Material:
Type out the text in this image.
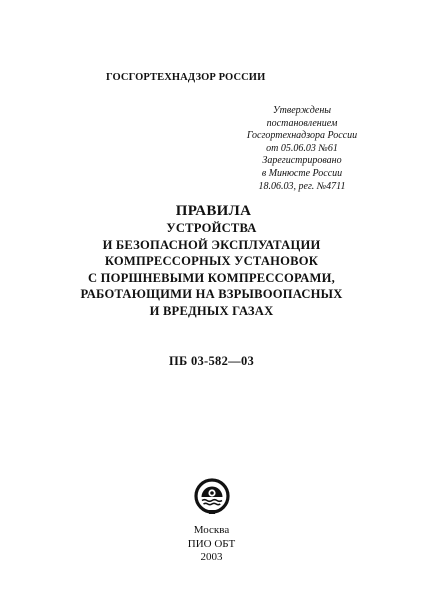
ГОСГОРТЕХНАДЗОР РОССИИ
Утверждены
постановлением
Госгортехнадзора России
от 05.06.03 №61
Зарегистрировано
в Минюсте России
18.06.03, рег. №4711
ПРАВИЛА
УСТРОЙСТВА
И БЕЗОПАСНОЙ ЭКСПЛУАТАЦИИ
КОМПРЕССОРНЫХ УСТАНОВОК
С ПОРШНЕВЫМИ КОМПРЕССОРАМИ,
РАБОТАЮЩИМИ НА ВЗРЫВООПАСНЫХ
И ВРЕДНЫХ ГАЗАХ
ПБ 03-582—03
Москва
ПИО ОБТ
2003
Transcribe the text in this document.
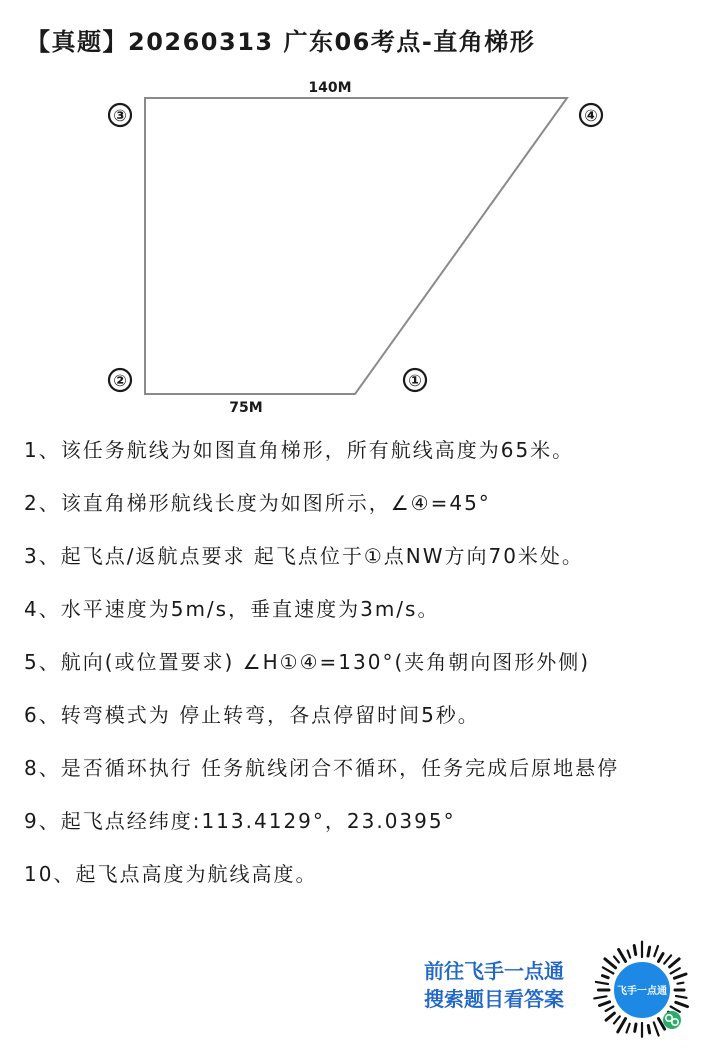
【真题】20260313 广东06考点-直角梯形
140M
75M
③	④
②	①
1、该任务航线为如图直角梯形，所有航线高度为65米。
2、该直角梯形航线长度为如图所示，∠④=45°
3、起飞点/返航点要求 起飞点位于①点NW方向70米处。
4、水平速度为5m/s，垂直速度为3m/s。
5、航向(或位置要求) ∠H①④=130°(夹角朝向图形外侧)
6、转弯模式为 停止转弯，各点停留时间5秒。
8、是否循环执行 任务航线闭合不循环，任务完成后原地悬停
9、起飞点经纬度:113.4129°，23.0395°
10、起飞点高度为航线高度。
前往飞手一点通
搜索题目看答案	飞手一点通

The exercise:
Strip out the pictures and quote the remaining data word for word.

Result for this task:
Type out the text in this image.
ГОСГОРТЕХНАДЗОР РОССИИ
Утверждены
постановлением
Госгортехнадзора России
от 05.06.03 №61
Зарегистрировано
в Минюсте России
18.06.03, рег. №4711
ПРАВИЛА
УСТРОЙСТВА
И БЕЗОПАСНОЙ ЭКСПЛУАТАЦИИ
КОМПРЕССОРНЫХ УСТАНОВОК
С ПОРШНЕВЫМИ КОМПРЕССОРАМИ,
РАБОТАЮЩИМИ НА ВЗРЫВООПАСНЫХ
И ВРЕДНЫХ ГАЗАХ
ПБ 03-582—03
Москва
ПИО ОБТ
2003
Transcribe the text in this document.
【真题】20260313 广东06考点-直角梯形
140M
75M
③	④
②	①
1、该任务航线为如图直角梯形，所有航线高度为65米。
2、该直角梯形航线长度为如图所示，∠④=45°
3、起飞点/返航点要求 起飞点位于①点NW方向70米处。
4、水平速度为5m/s，垂直速度为3m/s。
5、航向(或位置要求) ∠H①④=130°(夹角朝向图形外侧)
6、转弯模式为 停止转弯，各点停留时间5秒。
8、是否循环执行 任务航线闭合不循环，任务完成后原地悬停
9、起飞点经纬度:113.4129°，23.0395°
10、起飞点高度为航线高度。
前往飞手一点通
搜索题目看答案	飞手一点通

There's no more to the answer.